● TO DO: Give the material again in full, matching it exactly.

Collected data entries
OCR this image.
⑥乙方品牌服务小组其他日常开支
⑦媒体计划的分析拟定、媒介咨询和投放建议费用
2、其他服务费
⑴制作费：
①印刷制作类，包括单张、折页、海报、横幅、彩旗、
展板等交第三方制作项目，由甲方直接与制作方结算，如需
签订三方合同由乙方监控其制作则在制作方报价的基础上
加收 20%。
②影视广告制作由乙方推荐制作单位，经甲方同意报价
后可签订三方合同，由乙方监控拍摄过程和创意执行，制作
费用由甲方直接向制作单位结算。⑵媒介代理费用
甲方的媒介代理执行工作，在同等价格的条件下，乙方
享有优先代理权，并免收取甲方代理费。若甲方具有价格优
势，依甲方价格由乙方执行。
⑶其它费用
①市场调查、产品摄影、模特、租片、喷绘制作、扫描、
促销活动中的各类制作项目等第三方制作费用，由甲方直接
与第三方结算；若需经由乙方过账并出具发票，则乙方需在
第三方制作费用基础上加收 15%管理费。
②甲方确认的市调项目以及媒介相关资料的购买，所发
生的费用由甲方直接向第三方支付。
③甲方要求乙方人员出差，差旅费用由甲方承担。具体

● EXERCISE RESULT:
OCR this image.
⑥乙方品牌服务小组其他日常开支
⑦媒体计划的分析拟定、媒介咨询和投放建议费用
2、其他服务费
⑴制作费：
①印刷制作类，包括单张、折页、海报、横幅、彩旗、
展板等交第三方制作项目，由甲方直接与制作方结算，如需
签订三方合同由乙方监控其制作则在制作方报价的基础上
加收 20%。
②影视广告制作由乙方推荐制作单位，经甲方同意报价
后可签订三方合同，由乙方监控拍摄过程和创意执行，制作
费用由甲方直接向制作单位结算。⑵媒介代理费用
甲方的媒介代理执行工作，在同等价格的条件下，乙方
享有优先代理权，并免收取甲方代理费。若甲方具有价格优
势，依甲方价格由乙方执行。
⑶其它费用
①市场调查、产品摄影、模特、租片、喷绘制作、扫描、
促销活动中的各类制作项目等第三方制作费用，由甲方直接
与第三方结算；若需经由乙方过账并出具发票，则乙方需在
第三方制作费用基础上加收 15%管理费。
②甲方确认的市调项目以及媒介相关资料的购买，所发
生的费用由甲方直接向第三方支付。
③甲方要求乙方人员出差，差旅费用由甲方承担。具体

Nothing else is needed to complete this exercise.